### Exercise goal
Repeat each line of the material below exactly as it appears, minus any pictures.

### Material for this task

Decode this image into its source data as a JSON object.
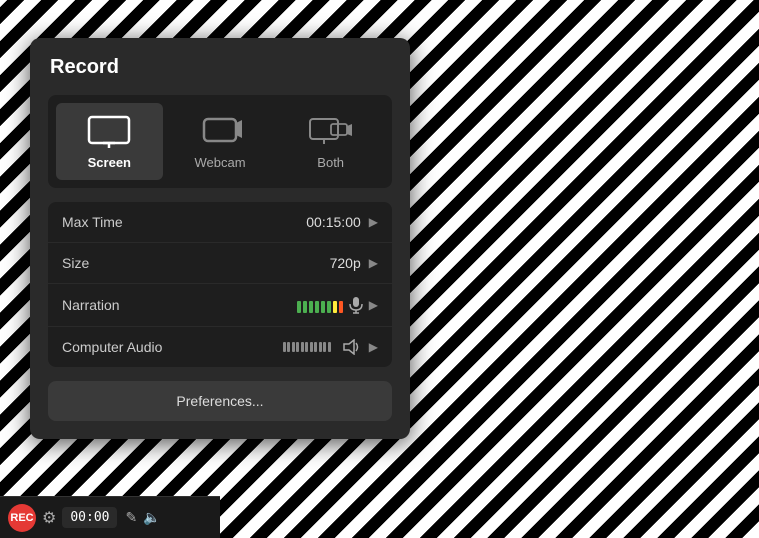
{
  "panel": {
    "title": "Record",
    "modes": [
      {
        "id": "screen",
        "label": "Screen",
        "active": true
      },
      {
        "id": "webcam",
        "label": "Webcam",
        "active": false
      },
      {
        "id": "both",
        "label": "Both",
        "active": false
      }
    ],
    "settings": [
      {
        "label": "Max Time",
        "value": "00:15:00",
        "type": "time"
      },
      {
        "label": "Size",
        "value": "720p",
        "type": "size"
      },
      {
        "label": "Narration",
        "value": "",
        "type": "narration"
      },
      {
        "label": "Computer Audio",
        "value": "",
        "type": "audio"
      }
    ],
    "preferences_btn": "Preferences..."
  },
  "bottom_bar": {
    "rec_label": "REC",
    "timer": "00:00"
  }
}
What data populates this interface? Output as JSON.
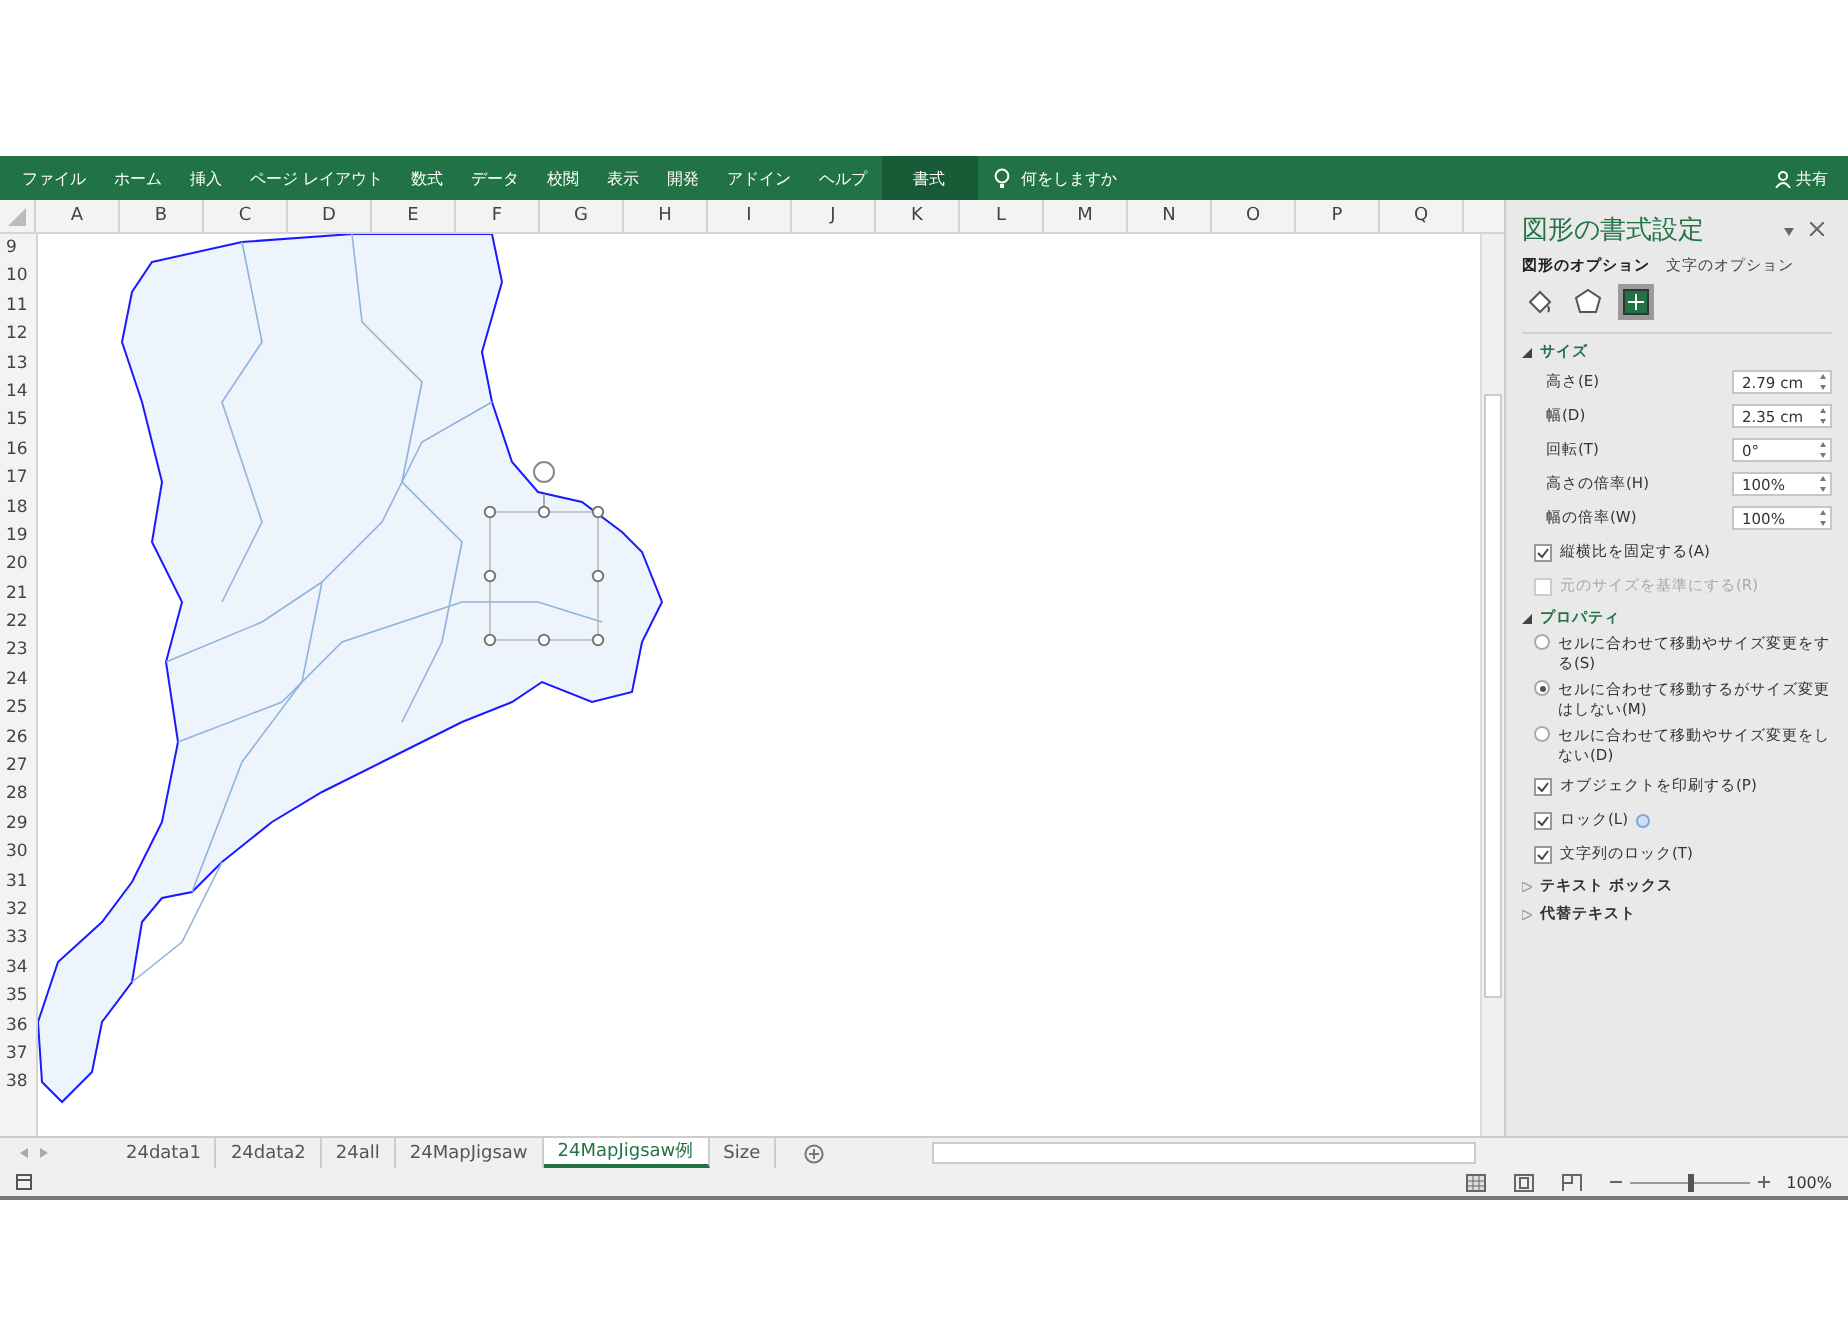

### Output for this exercise
Decode this image into its source data as a JSON object.
{
  "panel": {
    "title": "Record",
    "modes": [
      {
        "id": "screen",
        "label": "Screen",
        "active": true
      },
      {
        "id": "webcam",
        "label": "Webcam",
        "active": false
      },
      {
        "id": "both",
        "label": "Both",
        "active": false
      }
    ],
    "settings": [
      {
        "label": "Max Time",
        "value": "00:15:00",
        "type": "time"
      },
      {
        "label": "Size",
        "value": "720p",
        "type": "size"
      },
      {
        "label": "Narration",
        "value": "",
        "type": "narration"
      },
      {
        "label": "Computer Audio",
        "value": "",
        "type": "audio"
      }
    ],
    "preferences_btn": "Preferences..."
  },
  "bottom_bar": {
    "rec_label": "REC",
    "timer": "00:00"
  }
}
What data populates this interface? Output as JSON.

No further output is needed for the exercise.